(Element box annotations)

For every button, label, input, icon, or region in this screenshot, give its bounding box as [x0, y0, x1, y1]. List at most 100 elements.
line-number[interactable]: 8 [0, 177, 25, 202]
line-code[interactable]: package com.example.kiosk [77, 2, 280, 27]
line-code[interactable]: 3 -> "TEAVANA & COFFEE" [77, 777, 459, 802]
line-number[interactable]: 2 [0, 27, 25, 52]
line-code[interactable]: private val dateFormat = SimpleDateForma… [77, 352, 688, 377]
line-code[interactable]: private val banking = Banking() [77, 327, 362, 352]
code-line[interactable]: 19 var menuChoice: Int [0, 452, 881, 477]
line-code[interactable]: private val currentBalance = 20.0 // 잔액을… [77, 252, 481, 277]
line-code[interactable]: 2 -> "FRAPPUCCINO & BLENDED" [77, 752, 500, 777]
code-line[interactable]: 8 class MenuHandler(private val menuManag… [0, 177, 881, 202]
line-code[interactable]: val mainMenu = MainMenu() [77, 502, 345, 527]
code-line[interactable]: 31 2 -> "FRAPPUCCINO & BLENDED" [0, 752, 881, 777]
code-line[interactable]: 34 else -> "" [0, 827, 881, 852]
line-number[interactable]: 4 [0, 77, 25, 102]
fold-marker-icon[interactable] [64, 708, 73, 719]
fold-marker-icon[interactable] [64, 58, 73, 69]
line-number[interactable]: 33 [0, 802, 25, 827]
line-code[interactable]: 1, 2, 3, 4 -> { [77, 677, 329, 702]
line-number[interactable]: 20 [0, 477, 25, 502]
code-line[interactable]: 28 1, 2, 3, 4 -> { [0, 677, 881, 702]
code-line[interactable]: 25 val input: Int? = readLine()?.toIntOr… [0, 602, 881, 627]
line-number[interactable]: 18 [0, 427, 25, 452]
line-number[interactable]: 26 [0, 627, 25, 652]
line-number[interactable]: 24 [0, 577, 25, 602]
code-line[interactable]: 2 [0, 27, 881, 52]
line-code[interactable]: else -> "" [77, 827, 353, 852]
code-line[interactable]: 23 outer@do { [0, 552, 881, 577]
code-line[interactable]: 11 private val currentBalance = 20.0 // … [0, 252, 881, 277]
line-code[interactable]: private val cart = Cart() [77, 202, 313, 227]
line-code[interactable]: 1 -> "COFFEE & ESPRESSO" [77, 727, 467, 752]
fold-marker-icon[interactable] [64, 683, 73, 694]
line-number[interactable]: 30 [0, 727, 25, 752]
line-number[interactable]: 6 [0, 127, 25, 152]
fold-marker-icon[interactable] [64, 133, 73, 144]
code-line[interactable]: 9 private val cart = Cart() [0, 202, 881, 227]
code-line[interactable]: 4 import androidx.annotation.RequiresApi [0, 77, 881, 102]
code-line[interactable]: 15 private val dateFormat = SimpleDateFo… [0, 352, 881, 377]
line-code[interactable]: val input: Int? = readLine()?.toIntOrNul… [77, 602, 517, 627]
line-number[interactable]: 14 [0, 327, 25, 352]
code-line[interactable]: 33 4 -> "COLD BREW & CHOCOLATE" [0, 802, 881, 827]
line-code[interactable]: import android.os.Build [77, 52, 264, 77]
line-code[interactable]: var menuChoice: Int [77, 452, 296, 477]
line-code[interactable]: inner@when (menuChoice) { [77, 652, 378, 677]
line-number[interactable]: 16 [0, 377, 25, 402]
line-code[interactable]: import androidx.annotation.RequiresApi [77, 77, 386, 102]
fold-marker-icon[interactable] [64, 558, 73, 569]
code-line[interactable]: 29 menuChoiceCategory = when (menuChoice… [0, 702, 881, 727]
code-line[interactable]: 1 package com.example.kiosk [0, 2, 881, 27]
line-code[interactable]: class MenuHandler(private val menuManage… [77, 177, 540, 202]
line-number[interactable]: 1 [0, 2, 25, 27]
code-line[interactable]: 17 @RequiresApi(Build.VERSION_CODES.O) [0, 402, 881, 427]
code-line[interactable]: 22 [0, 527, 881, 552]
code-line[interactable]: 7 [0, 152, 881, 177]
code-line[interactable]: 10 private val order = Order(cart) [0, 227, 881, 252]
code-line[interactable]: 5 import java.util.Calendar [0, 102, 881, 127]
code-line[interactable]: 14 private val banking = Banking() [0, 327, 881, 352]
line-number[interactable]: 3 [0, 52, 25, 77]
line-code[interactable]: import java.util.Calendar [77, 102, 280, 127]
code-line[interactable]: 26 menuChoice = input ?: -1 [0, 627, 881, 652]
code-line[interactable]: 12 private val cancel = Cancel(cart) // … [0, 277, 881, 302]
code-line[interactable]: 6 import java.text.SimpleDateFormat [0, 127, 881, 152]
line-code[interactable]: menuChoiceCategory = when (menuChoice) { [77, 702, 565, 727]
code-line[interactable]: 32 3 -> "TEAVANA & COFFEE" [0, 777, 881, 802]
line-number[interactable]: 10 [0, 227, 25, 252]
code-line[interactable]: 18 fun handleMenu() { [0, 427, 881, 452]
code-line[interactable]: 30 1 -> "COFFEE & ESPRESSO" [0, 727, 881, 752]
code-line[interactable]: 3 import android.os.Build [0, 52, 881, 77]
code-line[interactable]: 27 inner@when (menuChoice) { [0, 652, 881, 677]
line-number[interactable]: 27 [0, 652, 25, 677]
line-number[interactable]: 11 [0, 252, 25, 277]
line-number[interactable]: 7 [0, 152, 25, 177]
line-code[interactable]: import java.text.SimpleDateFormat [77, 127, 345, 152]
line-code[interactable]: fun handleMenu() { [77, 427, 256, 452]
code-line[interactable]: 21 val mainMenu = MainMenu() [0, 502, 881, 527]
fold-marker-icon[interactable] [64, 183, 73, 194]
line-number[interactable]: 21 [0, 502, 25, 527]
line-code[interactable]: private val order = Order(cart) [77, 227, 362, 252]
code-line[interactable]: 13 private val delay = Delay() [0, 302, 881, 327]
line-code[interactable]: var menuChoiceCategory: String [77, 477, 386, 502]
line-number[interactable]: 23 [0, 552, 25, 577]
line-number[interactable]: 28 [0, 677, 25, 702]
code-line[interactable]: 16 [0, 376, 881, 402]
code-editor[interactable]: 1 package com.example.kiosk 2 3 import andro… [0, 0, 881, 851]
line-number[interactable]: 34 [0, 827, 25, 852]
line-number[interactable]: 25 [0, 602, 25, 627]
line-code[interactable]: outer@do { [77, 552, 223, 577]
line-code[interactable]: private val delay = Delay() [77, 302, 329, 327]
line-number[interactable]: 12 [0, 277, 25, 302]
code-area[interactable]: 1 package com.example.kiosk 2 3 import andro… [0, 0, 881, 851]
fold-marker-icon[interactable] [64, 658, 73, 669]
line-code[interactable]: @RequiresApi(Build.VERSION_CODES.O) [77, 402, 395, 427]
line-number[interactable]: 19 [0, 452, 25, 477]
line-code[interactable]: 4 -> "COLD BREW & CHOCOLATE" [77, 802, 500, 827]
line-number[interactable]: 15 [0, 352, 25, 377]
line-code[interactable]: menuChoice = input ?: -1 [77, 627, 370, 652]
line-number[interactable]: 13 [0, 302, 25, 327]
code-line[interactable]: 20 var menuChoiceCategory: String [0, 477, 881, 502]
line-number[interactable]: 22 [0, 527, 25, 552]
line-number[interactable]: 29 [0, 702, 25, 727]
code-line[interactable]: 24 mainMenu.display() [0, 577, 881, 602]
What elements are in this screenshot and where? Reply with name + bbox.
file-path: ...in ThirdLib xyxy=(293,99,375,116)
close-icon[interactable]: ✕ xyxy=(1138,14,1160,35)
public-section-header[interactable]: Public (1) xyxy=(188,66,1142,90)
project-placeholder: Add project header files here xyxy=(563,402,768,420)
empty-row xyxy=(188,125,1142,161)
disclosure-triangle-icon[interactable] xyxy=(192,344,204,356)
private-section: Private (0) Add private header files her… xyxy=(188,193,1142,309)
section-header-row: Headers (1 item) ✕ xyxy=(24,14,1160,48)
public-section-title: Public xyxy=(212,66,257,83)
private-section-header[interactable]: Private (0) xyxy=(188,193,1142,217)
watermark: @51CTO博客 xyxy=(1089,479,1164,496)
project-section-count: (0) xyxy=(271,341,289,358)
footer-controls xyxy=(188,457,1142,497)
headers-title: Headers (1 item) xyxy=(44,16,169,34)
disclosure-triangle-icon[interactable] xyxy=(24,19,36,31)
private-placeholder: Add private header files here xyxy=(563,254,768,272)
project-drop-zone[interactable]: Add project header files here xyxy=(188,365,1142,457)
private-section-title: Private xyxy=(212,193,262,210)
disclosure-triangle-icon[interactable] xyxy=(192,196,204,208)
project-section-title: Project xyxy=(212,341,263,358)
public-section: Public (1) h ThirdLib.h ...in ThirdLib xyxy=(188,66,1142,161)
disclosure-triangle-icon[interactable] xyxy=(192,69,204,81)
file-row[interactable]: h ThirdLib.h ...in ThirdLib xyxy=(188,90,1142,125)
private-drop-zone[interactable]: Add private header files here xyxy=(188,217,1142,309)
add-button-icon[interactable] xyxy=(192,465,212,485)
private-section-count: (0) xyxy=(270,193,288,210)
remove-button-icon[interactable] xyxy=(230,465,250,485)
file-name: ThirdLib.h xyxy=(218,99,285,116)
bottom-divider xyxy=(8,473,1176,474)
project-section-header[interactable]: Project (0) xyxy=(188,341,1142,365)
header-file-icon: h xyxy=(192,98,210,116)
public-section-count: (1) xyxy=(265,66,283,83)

What you are asked to do:
Please write out the records from their start through the line containing "line-code[interactable]: package com.example.kiosk", substituting "enclosing box" for "bounding box" and leaving everything else unchanged.

Response to this exercise:
For every button, label, input, icon, or region in this screenshot, give its enclosing box as [x0, y0, x1, y1]. List at most 100 elements.
line-number[interactable]: 8 [0, 177, 25, 202]
line-code[interactable]: package com.example.kiosk [77, 2, 280, 27]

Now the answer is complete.